EXERCISE DETAILS: Write the records below out again exactly as given, with no images.

[Extracts from a graphics dataset]
□ □ □
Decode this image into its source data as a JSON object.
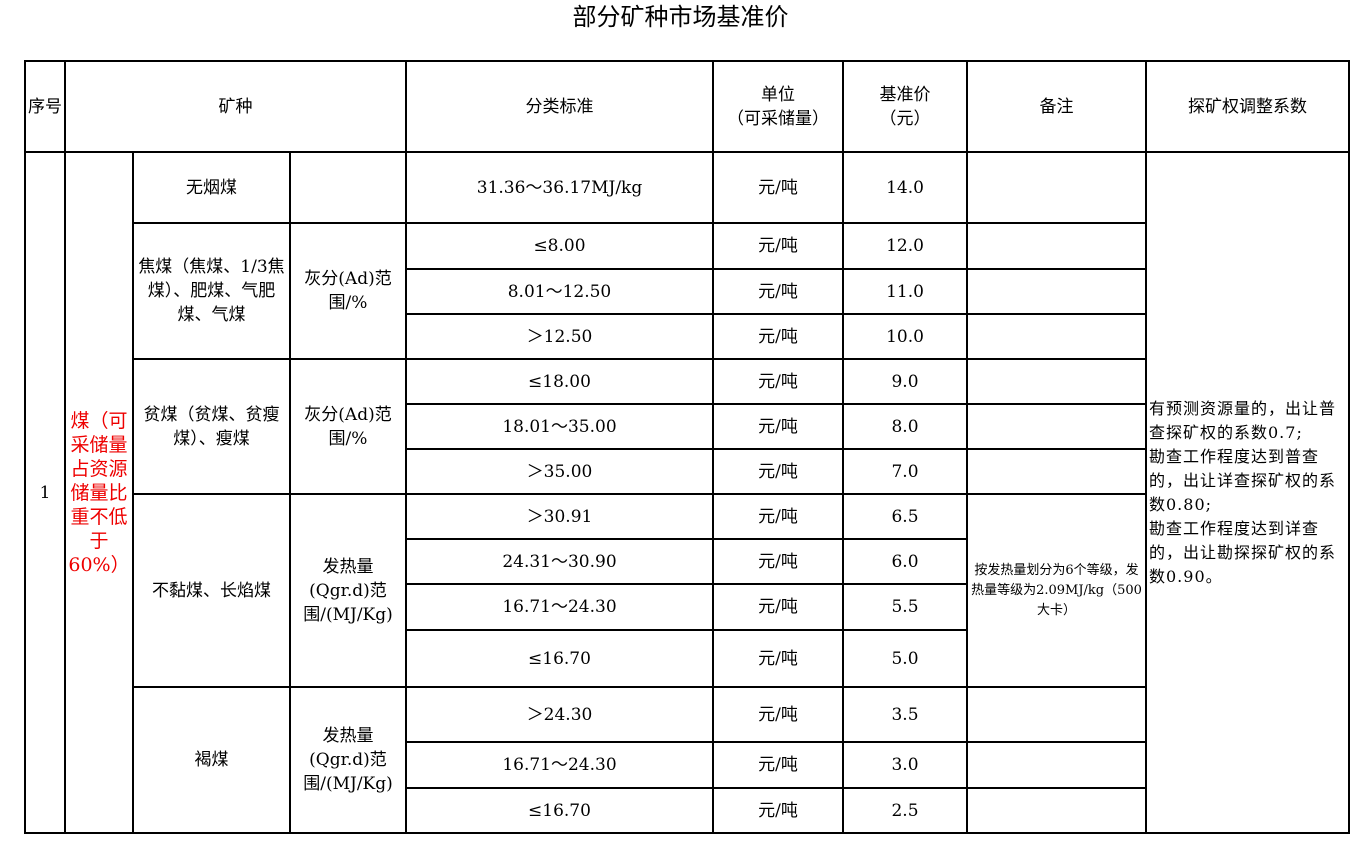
{
  "title": "部分矿种市场基准价",
  "headers": {
    "seq": "序号",
    "mineral": "矿种",
    "standard": "分类标准",
    "unit": "单位\n（可采储量）",
    "price": "基准价\n（元）",
    "remark": "备注",
    "coef": "探矿权调整系数"
  },
  "seq": "1",
  "category": "煤（可采储量占资源储量比重不低于60%）",
  "unit": "元/吨",
  "groups": [
    {
      "name": "无烟煤",
      "criterion": "",
      "rows": [
        {
          "std": "31.36～36.17MJ/kg",
          "price": "14.0"
        }
      ]
    },
    {
      "name": "焦煤（焦煤、1/3焦煤）、肥煤、气肥煤、气煤",
      "criterion": "灰分(Ad)范围/%",
      "rows": [
        {
          "std": "≤8.00",
          "price": "12.0"
        },
        {
          "std": "8.01～12.50",
          "price": "11.0"
        },
        {
          "std": "＞12.50",
          "price": "10.0"
        }
      ]
    },
    {
      "name": "贫煤（贫煤、贫瘦煤）、瘦煤",
      "criterion": "灰分(Ad)范围/%",
      "rows": [
        {
          "std": "≤18.00",
          "price": "9.0"
        },
        {
          "std": "18.01～35.00",
          "price": "8.0"
        },
        {
          "std": "＞35.00",
          "price": "7.0"
        }
      ]
    },
    {
      "name": "不黏煤、长焰煤",
      "criterion": "发热量(Qgr.d)范围/(MJ/Kg)",
      "rows": [
        {
          "std": "＞30.91",
          "price": "6.5"
        },
        {
          "std": "24.31～30.90",
          "price": "6.0"
        },
        {
          "std": "16.71～24.30",
          "price": "5.5"
        },
        {
          "std": "≤16.70",
          "price": "5.0"
        }
      ]
    },
    {
      "name": "褐煤",
      "criterion": "发热量(Qgr.d)范围/(MJ/Kg)",
      "rows": [
        {
          "std": "＞24.30",
          "price": "3.5"
        },
        {
          "std": "16.71～24.30",
          "price": "3.0"
        },
        {
          "std": "≤16.70",
          "price": "2.5"
        }
      ]
    }
  ],
  "remark_note": "按发热量划分为6个等级，发热量等级为2.09MJ/kg（500大卡）",
  "coef_text": "有预测资源量的，出让普查探矿权的系数0.7;\n勘查工作程度达到普查的，出让详查探矿权的系数0.80;\n勘查工作程度达到详查的，出让勘探探矿权的系数0.90。"
}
□ □ □
FULL SOLUTION:
Decode this image into its source data as a JSON object.
{
  "title": "部分矿种市场基准价",
  "headers": {
    "seq": "序号",
    "mineral": "矿种",
    "standard": "分类标准",
    "unit": "单位\n（可采储量）",
    "price": "基准价\n（元）",
    "remark": "备注",
    "coef": "探矿权调整系数"
  },
  "seq": "1",
  "category": "煤（可采储量占资源储量比重不低于60%）",
  "unit": "元/吨",
  "groups": [
    {
      "name": "无烟煤",
      "criterion": "",
      "rows": [
        {
          "std": "31.36～36.17MJ/kg",
          "price": "14.0"
        }
      ]
    },
    {
      "name": "焦煤（焦煤、1/3焦煤）、肥煤、气肥煤、气煤",
      "criterion": "灰分(Ad)范围/%",
      "rows": [
        {
          "std": "≤8.00",
          "price": "12.0"
        },
        {
          "std": "8.01～12.50",
          "price": "11.0"
        },
        {
          "std": "＞12.50",
          "price": "10.0"
        }
      ]
    },
    {
      "name": "贫煤（贫煤、贫瘦煤）、瘦煤",
      "criterion": "灰分(Ad)范围/%",
      "rows": [
        {
          "std": "≤18.00",
          "price": "9.0"
        },
        {
          "std": "18.01～35.00",
          "price": "8.0"
        },
        {
          "std": "＞35.00",
          "price": "7.0"
        }
      ]
    },
    {
      "name": "不黏煤、长焰煤",
      "criterion": "发热量(Qgr.d)范围/(MJ/Kg)",
      "rows": [
        {
          "std": "＞30.91",
          "price": "6.5"
        },
        {
          "std": "24.31～30.90",
          "price": "6.0"
        },
        {
          "std": "16.71～24.30",
          "price": "5.5"
        },
        {
          "std": "≤16.70",
          "price": "5.0"
        }
      ]
    },
    {
      "name": "褐煤",
      "criterion": "发热量(Qgr.d)范围/(MJ/Kg)",
      "rows": [
        {
          "std": "＞24.30",
          "price": "3.5"
        },
        {
          "std": "16.71～24.30",
          "price": "3.0"
        },
        {
          "std": "≤16.70",
          "price": "2.5"
        }
      ]
    }
  ],
  "remark_note": "按发热量划分为6个等级，发热量等级为2.09MJ/kg（500大卡）",
  "coef_text": "有预测资源量的，出让普查探矿权的系数0.7;\n勘查工作程度达到普查的，出让详查探矿权的系数0.80;\n勘查工作程度达到详查的，出让勘探探矿权的系数0.90。"
}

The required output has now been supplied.